■ YOUR GOAL ■
Reproduce all the entries exactly and keep the pictures out.
#### RECORD LIST ####
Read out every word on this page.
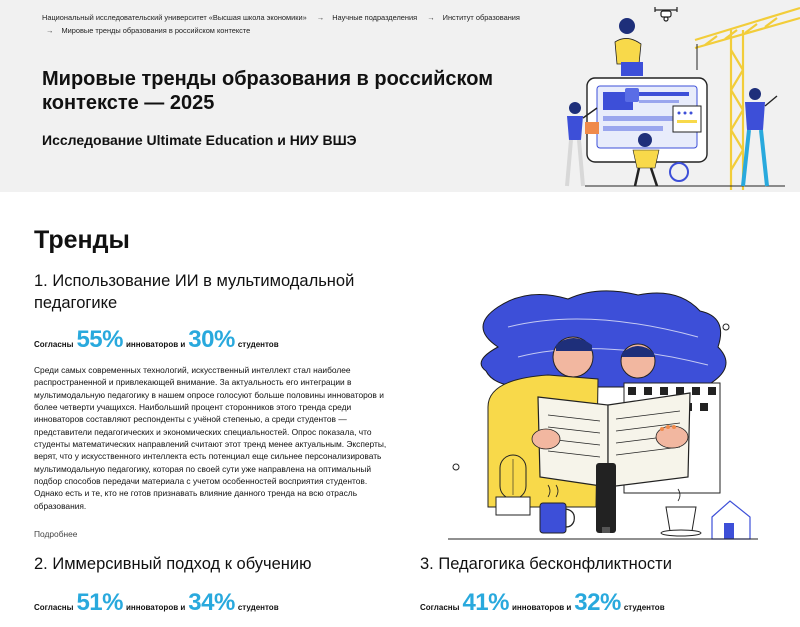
Национальный исследовательский университет «Высшая школа экономики» → Научные подразделения → Институт образования
→ Мировые тренды образования в российском контексте
Мировые тренды образования в российском контексте — 2025
Исследование Ultimate Education и НИУ ВШЭ
Тренды
1. Использование ИИ в мультимодальной педагогике
Согласны 55% инноваторов и 30% студентов

Среди самых современных технологий, искусственный интеллект стал наиболее распространенной и привлекающей внимание. За актуальность его интеграции в мультимодальную педагогику в нашем опросе голосуют больше половины инноваторов и более четверти учащихся. Наибольший процент сторонников этого тренда среди инноваторов составляют респонденты с учёной степенью, а среди студентов — представители педагогических и экономических специальностей. Опрос показала, что студенты математических направлений считают этот тренд менее актуальным. Эксперты, верят, что у искусственного интеллекта есть потенциал еще сильнее персонализировать мультимодальную педагогику, которая по своей сути уже направлена на оптимальный подбор способов передачи материала с учетом особенностей восприятия студентов. Однако есть и те, кто не готов признавать влияние данного тренда на всю отрасль образования.

Подробнее
2. Иммерсивный подход к обучению
Согласны 51% инноваторов и 34% студентов
3. Педагогика бесконфликтности
Согласны 41% инноваторов и 32% студентов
####
■ SOLUTION BELOW ■
Read out every word on this page.
Национальный исследовательский университет «Высшая школа экономики» → Научные подразделения → Институт образования
→ Мировые тренды образования в российском контексте
Мировые тренды образования в российском контексте — 2025
Исследование Ultimate Education и НИУ ВШЭ
Тренды
1. Использование ИИ в мультимодальной педагогике
Согласны 55% инноваторов и 30% студентов

Среди самых современных технологий, искусственный интеллект стал наиболее распространенной и привлекающей внимание. За актуальность его интеграции в мультимодальную педагогику в нашем опросе голосуют больше половины инноваторов и более четверти учащихся. Наибольший процент сторонников этого тренда среди инноваторов составляют респонденты с учёной степенью, а среди студентов — представители педагогических и экономических специальностей. Опрос показала, что студенты математических направлений считают этот тренд менее актуальным. Эксперты, верят, что у искусственного интеллекта есть потенциал еще сильнее персонализировать мультимодальную педагогику, которая по своей сути уже направлена на оптимальный подбор способов передачи материала с учетом особенностей восприятия студентов. Однако есть и те, кто не готов признавать влияние данного тренда на всю отрасль образования.

Подробнее
2. Иммерсивный подход к обучению
Согласны 51% инноваторов и 34% студентов
3. Педагогика бесконфликтности
Согласны 41% инноваторов и 32% студентов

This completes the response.